WHAT THE TASK ASKS
Look through the data below and return each line where "this" appears.

INPUT RECORDS
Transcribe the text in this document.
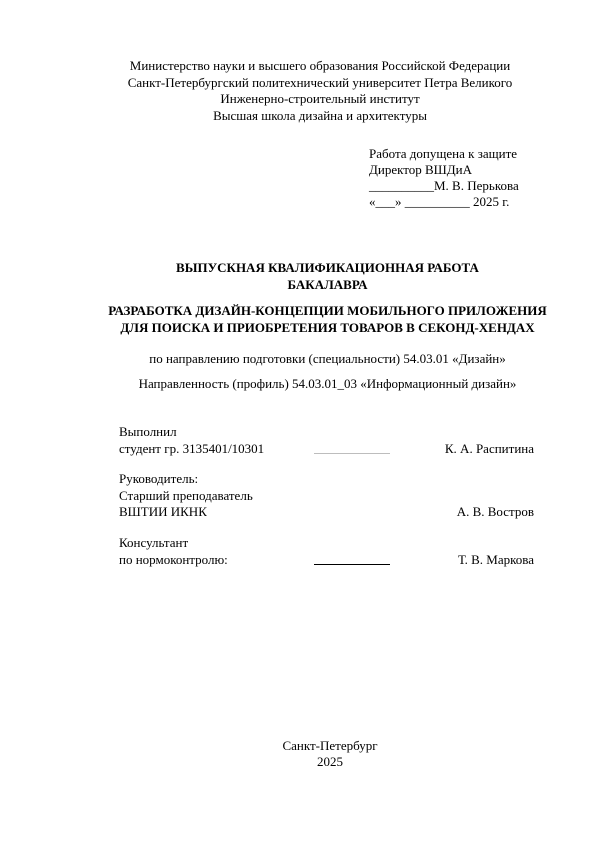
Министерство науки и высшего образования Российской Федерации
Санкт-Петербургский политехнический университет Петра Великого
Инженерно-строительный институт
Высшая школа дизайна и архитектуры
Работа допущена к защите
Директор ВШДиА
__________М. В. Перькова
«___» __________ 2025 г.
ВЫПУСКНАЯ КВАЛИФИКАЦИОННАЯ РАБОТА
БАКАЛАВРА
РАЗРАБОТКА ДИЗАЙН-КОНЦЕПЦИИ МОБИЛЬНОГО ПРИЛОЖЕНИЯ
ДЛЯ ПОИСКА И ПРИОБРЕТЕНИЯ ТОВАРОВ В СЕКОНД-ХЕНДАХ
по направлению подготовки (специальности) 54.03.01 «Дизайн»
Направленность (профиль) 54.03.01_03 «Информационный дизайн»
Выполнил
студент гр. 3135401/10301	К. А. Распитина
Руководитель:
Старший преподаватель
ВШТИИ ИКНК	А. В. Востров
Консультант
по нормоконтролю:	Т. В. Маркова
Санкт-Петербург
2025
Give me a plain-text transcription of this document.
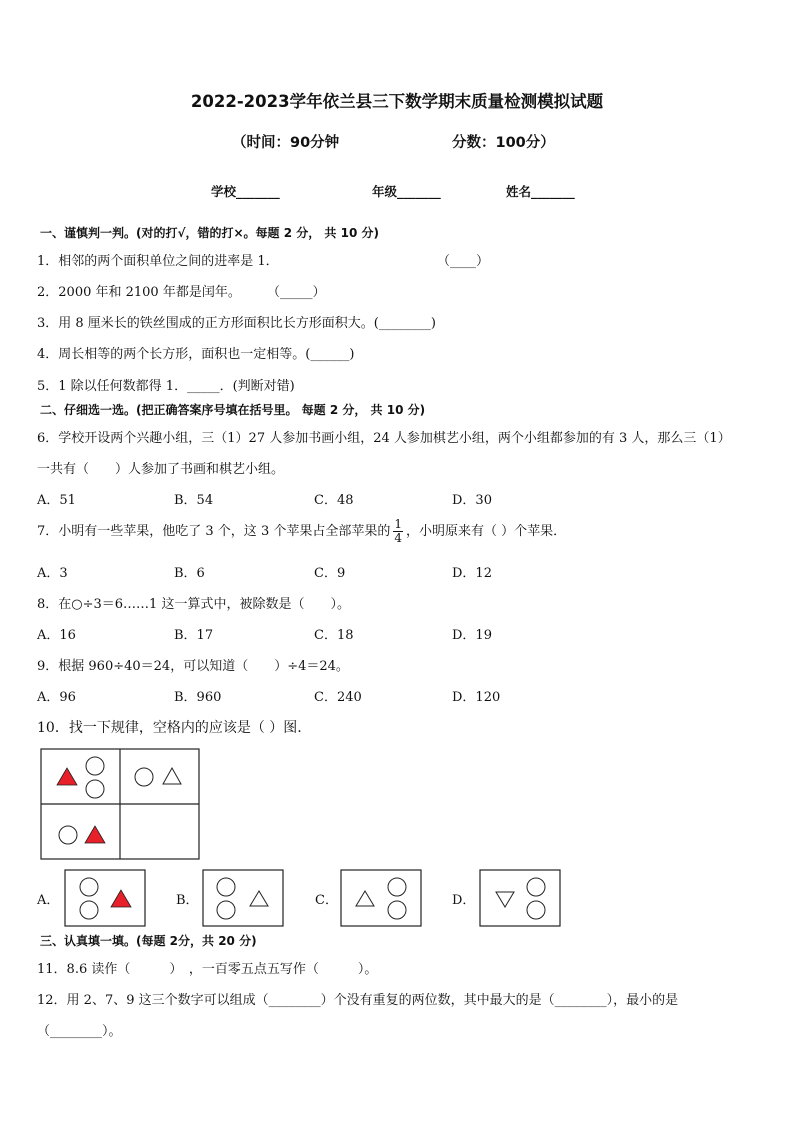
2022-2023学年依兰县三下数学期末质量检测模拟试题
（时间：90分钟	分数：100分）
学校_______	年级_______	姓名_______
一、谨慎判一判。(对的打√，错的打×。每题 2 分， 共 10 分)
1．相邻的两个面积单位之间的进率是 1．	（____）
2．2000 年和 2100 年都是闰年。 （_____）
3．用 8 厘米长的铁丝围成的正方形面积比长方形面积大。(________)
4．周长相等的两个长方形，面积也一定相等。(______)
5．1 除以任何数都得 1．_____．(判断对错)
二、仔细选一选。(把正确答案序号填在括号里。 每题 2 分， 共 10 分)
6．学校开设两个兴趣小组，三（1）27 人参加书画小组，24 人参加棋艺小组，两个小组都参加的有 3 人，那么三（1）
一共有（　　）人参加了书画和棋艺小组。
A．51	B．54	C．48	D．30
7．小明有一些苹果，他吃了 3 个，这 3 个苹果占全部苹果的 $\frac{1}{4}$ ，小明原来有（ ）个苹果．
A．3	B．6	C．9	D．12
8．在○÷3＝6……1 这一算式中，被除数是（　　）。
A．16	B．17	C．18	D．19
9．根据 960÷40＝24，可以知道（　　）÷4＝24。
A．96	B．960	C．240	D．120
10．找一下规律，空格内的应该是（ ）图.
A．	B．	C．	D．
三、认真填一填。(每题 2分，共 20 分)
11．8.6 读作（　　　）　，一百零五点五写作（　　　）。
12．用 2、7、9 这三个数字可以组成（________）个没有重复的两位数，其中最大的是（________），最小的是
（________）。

TASK ANSWER
Transcribe the text in this document.
Give me a plain-text transcription of this document.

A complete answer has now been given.